TACA AND EUROPEAN COMMISSION REACH COMPROMISE
The European Commission said it intends to approve the revised Trans-Atlantic Conference Agreement of seven major Atlantic lines, notified in 1999.
The EC said it intends to take a decision finding that the remaining aspects of the notified agreement not already cleared either benefit from immunity under Regulation No. 4056/86 or qualify from exemption under the European treaty’s article 81(3).
The EC competition directorate also invited interested parties, including shippers, to submit comments within 30 days on its proposed decision. Its decision may be revised following analysis of the comments, a source at the EC said, but the commission is satisfied that TACA is not anti-competitive.
The final clearance decision will follow almost a decade of legal wrangling between the EC and transatlantic conference carriers, initially triggered by the carriers’ controversial Trans-Atlantic Agreement of 1992/1993.
EC competition lawyers said that TACA shipping lines have made concessions on the contents of their cooperative agreement to address competition concerns, in particular on whether confidential service contract data could be exchanged between carriers.
“The members of the TACA have made changes and given undertakings,” the EC said. “These changes and undertakings include awarding the task of collecting and aggregating confidential individual contract data to an independent third party and ensuring that, with certain limited exceptions, no carrier-specific information not in the public domain is either gathered by, or distributed to, the TACA secretariat or the parties,” it added.

▸ DATASET ENTRIES
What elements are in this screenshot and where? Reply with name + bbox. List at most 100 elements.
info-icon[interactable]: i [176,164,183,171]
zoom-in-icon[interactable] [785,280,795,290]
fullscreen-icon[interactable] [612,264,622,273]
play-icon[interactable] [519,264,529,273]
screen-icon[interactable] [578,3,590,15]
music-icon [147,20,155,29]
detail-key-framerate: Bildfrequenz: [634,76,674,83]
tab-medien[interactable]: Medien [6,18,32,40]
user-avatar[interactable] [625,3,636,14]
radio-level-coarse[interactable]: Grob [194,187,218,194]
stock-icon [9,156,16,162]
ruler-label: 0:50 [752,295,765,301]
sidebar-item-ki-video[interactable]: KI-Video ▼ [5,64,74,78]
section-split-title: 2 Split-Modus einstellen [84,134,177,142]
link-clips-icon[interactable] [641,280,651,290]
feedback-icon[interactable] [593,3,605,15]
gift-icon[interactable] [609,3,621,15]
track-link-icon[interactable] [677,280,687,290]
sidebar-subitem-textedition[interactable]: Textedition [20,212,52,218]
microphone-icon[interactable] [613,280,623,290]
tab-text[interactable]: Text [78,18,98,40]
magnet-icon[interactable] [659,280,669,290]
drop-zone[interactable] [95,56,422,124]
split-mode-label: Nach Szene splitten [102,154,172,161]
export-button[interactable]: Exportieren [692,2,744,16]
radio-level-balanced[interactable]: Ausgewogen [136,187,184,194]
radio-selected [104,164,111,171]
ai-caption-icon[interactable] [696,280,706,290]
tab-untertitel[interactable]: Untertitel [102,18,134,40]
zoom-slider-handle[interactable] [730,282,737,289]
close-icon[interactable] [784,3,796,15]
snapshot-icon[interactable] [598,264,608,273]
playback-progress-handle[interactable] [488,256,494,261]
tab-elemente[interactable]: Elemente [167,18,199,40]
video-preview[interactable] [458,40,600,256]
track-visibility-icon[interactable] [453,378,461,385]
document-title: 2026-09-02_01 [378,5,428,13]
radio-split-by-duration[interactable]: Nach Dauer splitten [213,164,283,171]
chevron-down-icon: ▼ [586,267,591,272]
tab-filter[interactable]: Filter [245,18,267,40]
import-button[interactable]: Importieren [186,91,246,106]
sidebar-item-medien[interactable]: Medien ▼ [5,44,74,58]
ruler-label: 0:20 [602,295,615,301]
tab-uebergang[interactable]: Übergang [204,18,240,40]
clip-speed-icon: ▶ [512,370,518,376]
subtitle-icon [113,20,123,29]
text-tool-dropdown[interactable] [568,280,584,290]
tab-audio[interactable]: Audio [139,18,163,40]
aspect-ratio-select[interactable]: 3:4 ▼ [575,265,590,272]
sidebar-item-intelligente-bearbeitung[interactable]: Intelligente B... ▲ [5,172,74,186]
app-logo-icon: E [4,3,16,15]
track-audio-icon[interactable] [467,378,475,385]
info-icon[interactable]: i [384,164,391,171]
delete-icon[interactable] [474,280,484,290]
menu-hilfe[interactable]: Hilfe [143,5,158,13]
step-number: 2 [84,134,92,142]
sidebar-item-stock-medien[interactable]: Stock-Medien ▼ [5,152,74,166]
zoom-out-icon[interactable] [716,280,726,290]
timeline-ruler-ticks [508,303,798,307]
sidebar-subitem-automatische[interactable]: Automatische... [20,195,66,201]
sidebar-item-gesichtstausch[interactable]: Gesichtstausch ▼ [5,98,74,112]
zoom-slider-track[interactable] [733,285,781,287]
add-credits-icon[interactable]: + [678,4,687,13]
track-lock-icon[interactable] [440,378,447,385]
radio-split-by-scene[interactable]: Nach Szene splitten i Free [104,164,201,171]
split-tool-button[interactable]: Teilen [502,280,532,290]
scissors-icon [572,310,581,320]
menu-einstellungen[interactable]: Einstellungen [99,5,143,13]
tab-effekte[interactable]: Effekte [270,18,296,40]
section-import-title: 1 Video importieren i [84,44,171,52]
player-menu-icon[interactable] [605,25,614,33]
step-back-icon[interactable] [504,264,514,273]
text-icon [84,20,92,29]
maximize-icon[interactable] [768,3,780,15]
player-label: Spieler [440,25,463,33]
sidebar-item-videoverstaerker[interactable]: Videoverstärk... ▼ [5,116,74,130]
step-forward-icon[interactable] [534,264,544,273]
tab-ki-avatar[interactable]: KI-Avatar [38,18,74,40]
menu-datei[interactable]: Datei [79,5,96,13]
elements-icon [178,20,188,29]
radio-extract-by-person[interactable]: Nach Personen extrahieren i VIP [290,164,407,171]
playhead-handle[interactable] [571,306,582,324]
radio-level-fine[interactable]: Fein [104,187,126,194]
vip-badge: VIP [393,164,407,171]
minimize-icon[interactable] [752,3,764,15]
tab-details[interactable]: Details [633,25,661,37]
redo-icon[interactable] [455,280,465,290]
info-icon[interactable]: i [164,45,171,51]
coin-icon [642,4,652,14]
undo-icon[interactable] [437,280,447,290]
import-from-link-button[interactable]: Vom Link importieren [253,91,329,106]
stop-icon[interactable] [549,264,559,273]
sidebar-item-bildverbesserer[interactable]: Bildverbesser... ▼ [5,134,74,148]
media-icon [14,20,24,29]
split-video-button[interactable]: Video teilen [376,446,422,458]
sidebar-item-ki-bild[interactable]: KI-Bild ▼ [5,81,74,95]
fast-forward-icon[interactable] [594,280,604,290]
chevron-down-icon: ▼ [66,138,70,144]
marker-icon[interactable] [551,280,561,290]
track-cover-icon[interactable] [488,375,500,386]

▸ REQUIRED WORK
Write out the TACA article word for word, starting with "EC competition lawyers" and going on through "exchanged between carriers.".

▸ ANSWER
EC competition lawyers said that TACA shipping lines have made concessions on the contents of their cooperative agreement to address competition concerns, in particular on whether confidential service contract data could be exchanged between carriers.